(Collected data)
-- BEGIN --
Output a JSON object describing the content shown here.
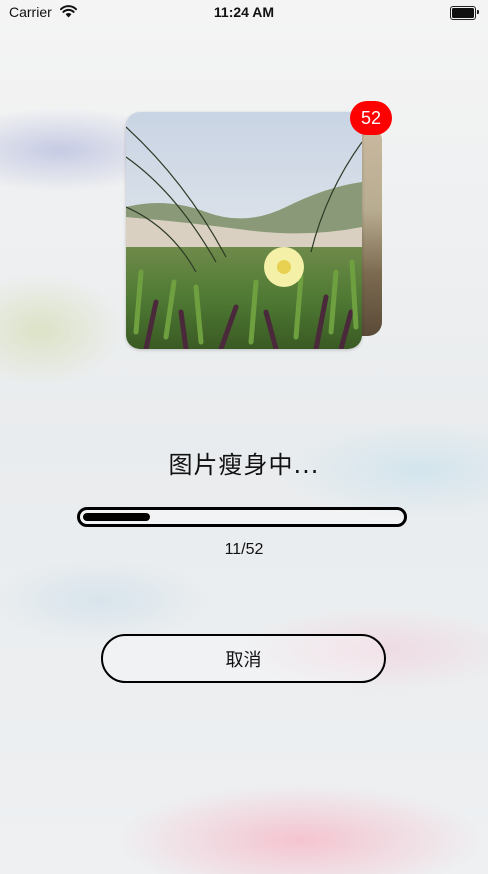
{
  "status_bar": {
    "carrier": "Carrier",
    "time": "11:24 AM",
    "wifi_icon": "wifi-icon",
    "battery_icon": "battery-icon"
  },
  "photo": {
    "badge_count": "52"
  },
  "compress": {
    "title": "图片瘦身中...",
    "progress_text": "11/52",
    "progress_fraction": 0.2115
  },
  "actions": {
    "cancel_label": "取消"
  },
  "colors": {
    "badge": "#ff0000",
    "progress": "#000000"
  }
}
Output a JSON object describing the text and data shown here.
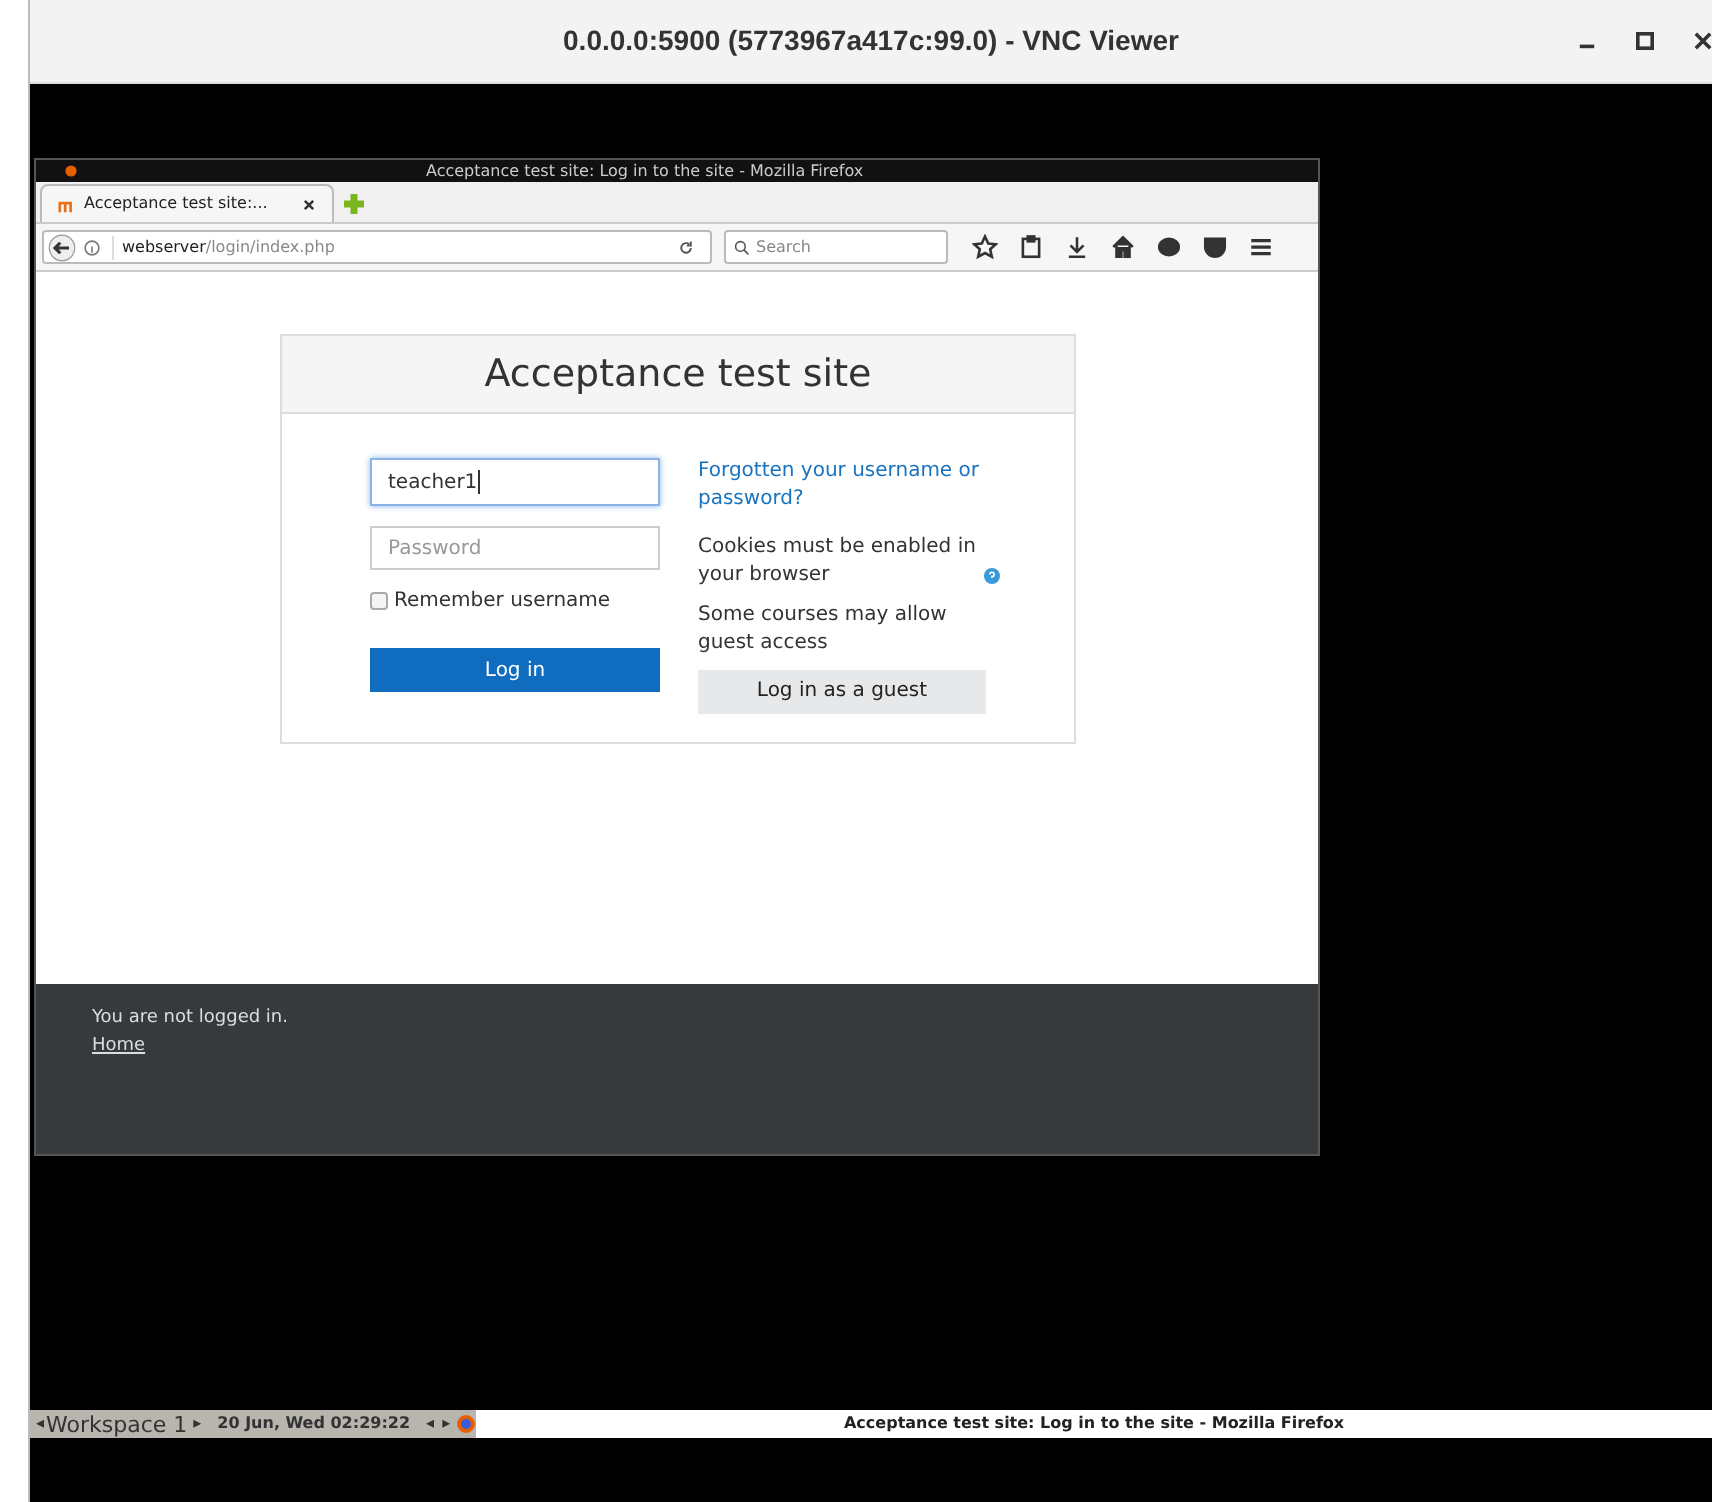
-- END --
Short task:
The material above holds pictures; copy everything else in it exactly.

Solution for this problem:
Output a JSON object describing the content shown here.
{
  "status_bar": {
    "carrier": "Carrier",
    "time": "11:24 AM",
    "wifi_icon": "wifi-icon",
    "battery_icon": "battery-icon"
  },
  "photo": {
    "badge_count": "52"
  },
  "compress": {
    "title": "图片瘦身中...",
    "progress_text": "11/52",
    "progress_fraction": 0.2115
  },
  "actions": {
    "cancel_label": "取消"
  },
  "colors": {
    "badge": "#ff0000",
    "progress": "#000000"
  }
}
Output a JSON object describing the text and data shown here.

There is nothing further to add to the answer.